Filter the entries, keeping every line with the word "name".

───

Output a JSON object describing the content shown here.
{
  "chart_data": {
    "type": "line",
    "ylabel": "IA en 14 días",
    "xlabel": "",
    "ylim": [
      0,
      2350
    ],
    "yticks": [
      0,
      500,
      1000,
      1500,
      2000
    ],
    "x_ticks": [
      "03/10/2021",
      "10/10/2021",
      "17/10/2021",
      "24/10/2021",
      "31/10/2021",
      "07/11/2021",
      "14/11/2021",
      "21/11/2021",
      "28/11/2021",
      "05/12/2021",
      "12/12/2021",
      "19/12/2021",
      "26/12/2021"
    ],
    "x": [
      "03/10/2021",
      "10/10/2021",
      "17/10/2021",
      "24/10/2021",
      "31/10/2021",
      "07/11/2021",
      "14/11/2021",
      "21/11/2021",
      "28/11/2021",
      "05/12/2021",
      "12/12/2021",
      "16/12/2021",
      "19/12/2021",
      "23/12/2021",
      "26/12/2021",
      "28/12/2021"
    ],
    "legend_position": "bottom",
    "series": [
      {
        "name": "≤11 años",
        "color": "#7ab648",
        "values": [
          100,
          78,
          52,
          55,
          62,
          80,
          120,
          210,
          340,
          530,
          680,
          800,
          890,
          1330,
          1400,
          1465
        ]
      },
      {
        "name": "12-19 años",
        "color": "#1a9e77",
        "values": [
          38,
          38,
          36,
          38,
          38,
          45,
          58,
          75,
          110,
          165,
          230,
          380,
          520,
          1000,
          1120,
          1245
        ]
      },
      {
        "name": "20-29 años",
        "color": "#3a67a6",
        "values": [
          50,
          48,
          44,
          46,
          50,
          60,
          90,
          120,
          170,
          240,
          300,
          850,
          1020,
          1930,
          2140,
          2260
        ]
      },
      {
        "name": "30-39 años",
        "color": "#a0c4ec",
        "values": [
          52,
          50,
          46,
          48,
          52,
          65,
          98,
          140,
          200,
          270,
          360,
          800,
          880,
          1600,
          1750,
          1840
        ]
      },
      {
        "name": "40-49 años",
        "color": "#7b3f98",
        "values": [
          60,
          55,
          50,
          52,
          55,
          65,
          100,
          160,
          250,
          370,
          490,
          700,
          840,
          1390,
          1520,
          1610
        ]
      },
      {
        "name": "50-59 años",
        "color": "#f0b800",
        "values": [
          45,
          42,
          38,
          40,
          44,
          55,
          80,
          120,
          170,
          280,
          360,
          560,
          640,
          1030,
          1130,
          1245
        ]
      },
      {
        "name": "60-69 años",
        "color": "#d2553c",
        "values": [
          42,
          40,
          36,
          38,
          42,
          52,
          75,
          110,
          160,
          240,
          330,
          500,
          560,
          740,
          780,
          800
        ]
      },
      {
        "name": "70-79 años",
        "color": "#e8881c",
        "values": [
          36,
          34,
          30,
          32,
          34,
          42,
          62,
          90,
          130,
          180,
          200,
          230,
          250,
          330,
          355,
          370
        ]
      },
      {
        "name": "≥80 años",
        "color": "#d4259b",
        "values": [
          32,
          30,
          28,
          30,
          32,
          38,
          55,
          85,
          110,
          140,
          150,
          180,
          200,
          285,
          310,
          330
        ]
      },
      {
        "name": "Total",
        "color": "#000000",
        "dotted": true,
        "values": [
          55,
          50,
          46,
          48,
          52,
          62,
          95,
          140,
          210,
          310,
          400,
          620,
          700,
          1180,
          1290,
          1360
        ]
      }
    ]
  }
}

───

TASK RESPONSE:
        "name": "≤11 años",
        "name": "12-19 años",
        "name": "20-29 años",
        "name": "30-39 años",
        "name": "40-49 años",
        "name": "50-59 años",
        "name": "60-69 años",
        "name": "70-79 años",
        "name": "≥80 años",
        "name": "Total",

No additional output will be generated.